*RAW DATA*:
^^^^

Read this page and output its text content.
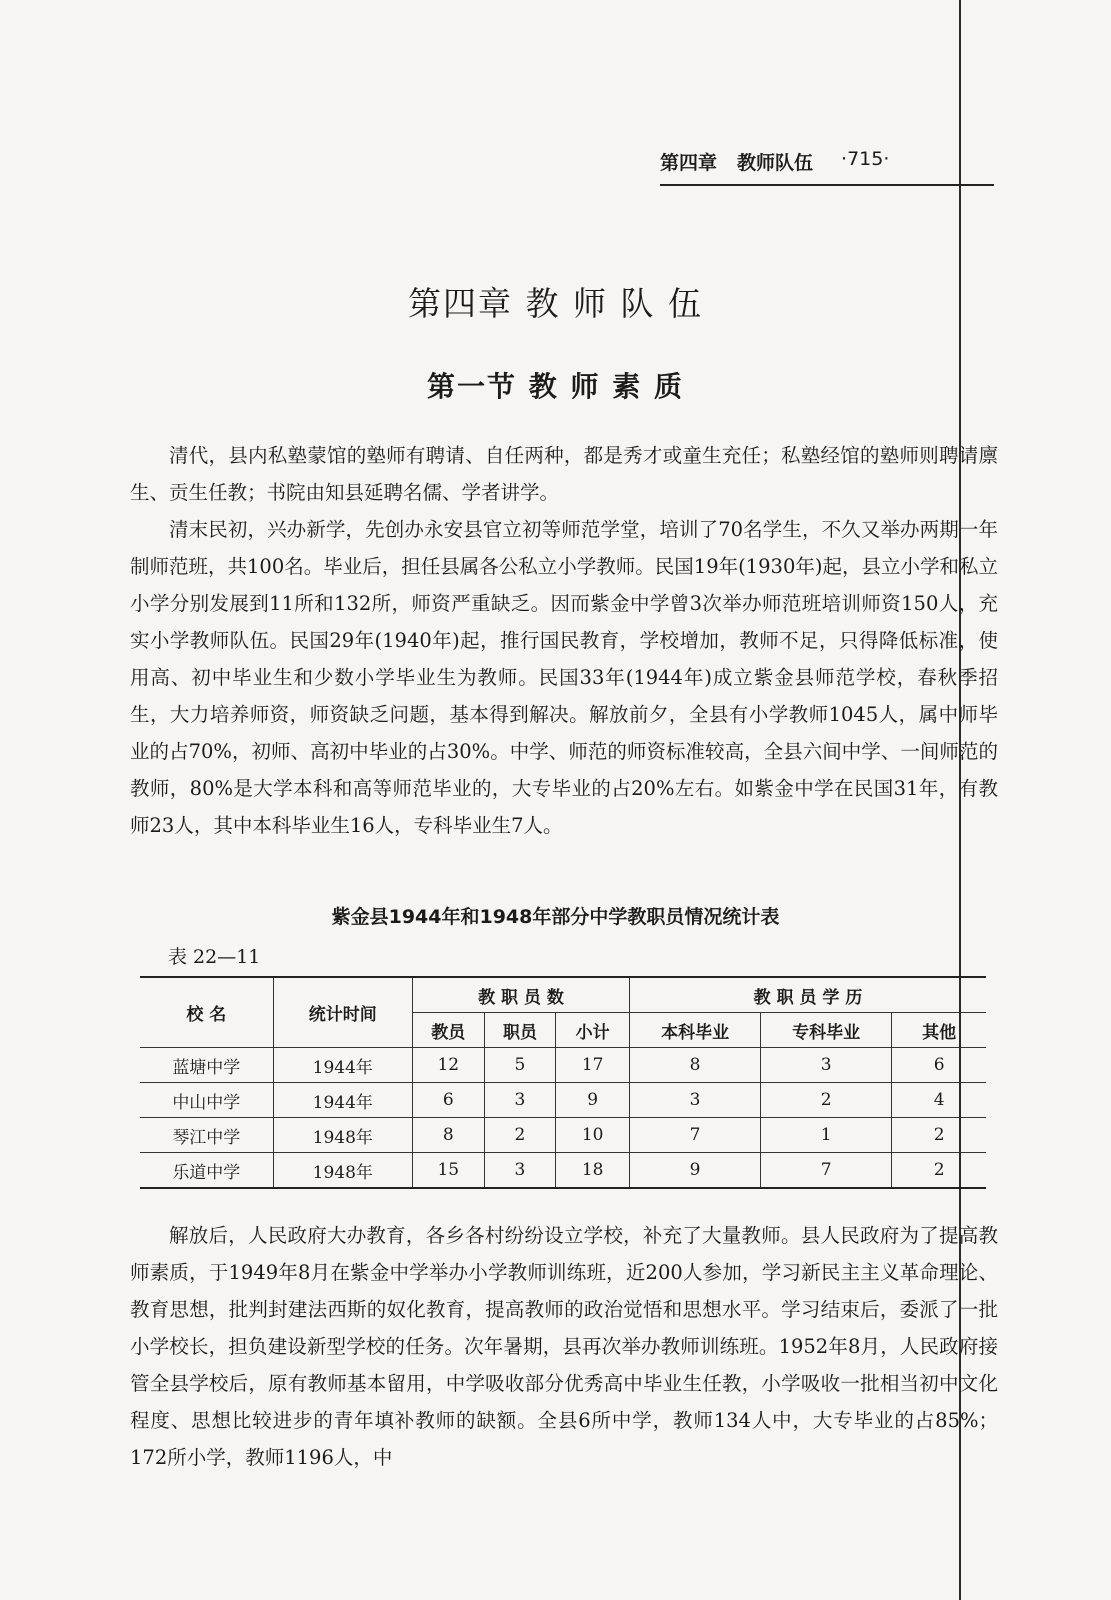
第四章 教师队伍 ·715·
第四章 教 师 队 伍
第一节 教 师 素 质

清代，县内私塾蒙馆的塾师有聘请、自任两种，都是秀才或童生充任；私塾经馆的塾师则聘请廪生、贡生任教；书院由知县延聘名儒、学者讲学。

清末民初，兴办新学，先创办永安县官立初等师范学堂，培训了70名学生，不久又举办两期一年制师范班，共100名。毕业后，担任县属各公私立小学教师。民国19年(1930年)起，县立小学和私立小学分别发展到11所和132所，师资严重缺乏。因而紫金中学曾3次举办师范班培训师资150人，充实小学教师队伍。民国29年(1940年)起，推行国民教育，学校增加，教师不足，只得降低标准，使用高、初中毕业生和少数小学毕业生为教师。民国33年(1944年)成立紫金县师范学校，春秋季招生，大力培养师资，师资缺乏问题，基本得到解决。解放前夕，全县有小学教师1045人，属中师毕业的占70%，初师、高初中毕业的占30%。中学、师范的师资标准较高，全县六间中学、一间师范的教师，80%是大学本科和高等师范毕业的，大专毕业的占20%左右。如紫金中学在民国31年，有教师23人，其中本科毕业生16人，专科毕业生7人。

紫金县1944年和1948年部分中学教职员情况统计表
表 22—11
校 名	统计时间	教 职 员 数			教 职 员 学 历		
		教员	职员	小计	本科毕业	专科毕业	其他
蓝塘中学	1944年	12	5	17	8	3	6
中山中学	1944年	6	3	9	3	2	4
琴江中学	1948年	8	2	10	7	1	2
乐道中学	1948年	15	3	18	9	7	2

解放后，人民政府大办教育，各乡各村纷纷设立学校，补充了大量教师。县人民政府为了提高教师素质，于1949年8月在紫金中学举办小学教师训练班，近200人参加，学习新民主主义革命理论、教育思想，批判封建法西斯的奴化教育，提高教师的政治觉悟和思想水平。学习结束后，委派了一批小学校长，担负建设新型学校的任务。次年暑期，县再次举办教师训练班。1952年8月，人民政府接管全县学校后，原有教师基本留用，中学吸收部分优秀高中毕业生任教，小学吸收一批相当初中文化程度、思想比较进步的青年填补教师的缺额。全县6所中学，教师134人中，大专毕业的占85%；172所小学，教师1196人，中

^^^^

*DIRECTIONS*:
Give every record again exactly, apart from the pictures, which stay out.

*SOLVED PROBLEM*:
Read this page and output its text content.
第四章 教师队伍 ·715·
第四章 教 师 队 伍
第一节 教 师 素 质

清代，县内私塾蒙馆的塾师有聘请、自任两种，都是秀才或童生充任；私塾经馆的塾师则聘请廪生、贡生任教；书院由知县延聘名儒、学者讲学。

清末民初，兴办新学，先创办永安县官立初等师范学堂，培训了70名学生，不久又举办两期一年制师范班，共100名。毕业后，担任县属各公私立小学教师。民国19年(1930年)起，县立小学和私立小学分别发展到11所和132所，师资严重缺乏。因而紫金中学曾3次举办师范班培训师资150人，充实小学教师队伍。民国29年(1940年)起，推行国民教育，学校增加，教师不足，只得降低标准，使用高、初中毕业生和少数小学毕业生为教师。民国33年(1944年)成立紫金县师范学校，春秋季招生，大力培养师资，师资缺乏问题，基本得到解决。解放前夕，全县有小学教师1045人，属中师毕业的占70%，初师、高初中毕业的占30%。中学、师范的师资标准较高，全县六间中学、一间师范的教师，80%是大学本科和高等师范毕业的，大专毕业的占20%左右。如紫金中学在民国31年，有教师23人，其中本科毕业生16人，专科毕业生7人。

紫金县1944年和1948年部分中学教职员情况统计表
表 22—11
校 名	统计时间	教 职 员 数			教 职 员 学 历		
		教员	职员	小计	本科毕业	专科毕业	其他
蓝塘中学	1944年	12	5	17	8	3	6
中山中学	1944年	6	3	9	3	2	4
琴江中学	1948年	8	2	10	7	1	2
乐道中学	1948年	15	3	18	9	7	2

解放后，人民政府大办教育，各乡各村纷纷设立学校，补充了大量教师。县人民政府为了提高教师素质，于1949年8月在紫金中学举办小学教师训练班，近200人参加，学习新民主主义革命理论、教育思想，批判封建法西斯的奴化教育，提高教师的政治觉悟和思想水平。学习结束后，委派了一批小学校长，担负建设新型学校的任务。次年暑期，县再次举办教师训练班。1952年8月，人民政府接管全县学校后，原有教师基本留用，中学吸收部分优秀高中毕业生任教，小学吸收一批相当初中文化程度、思想比较进步的青年填补教师的缺额。全县6所中学，教师134人中，大专毕业的占85%；172所小学，教师1196人，中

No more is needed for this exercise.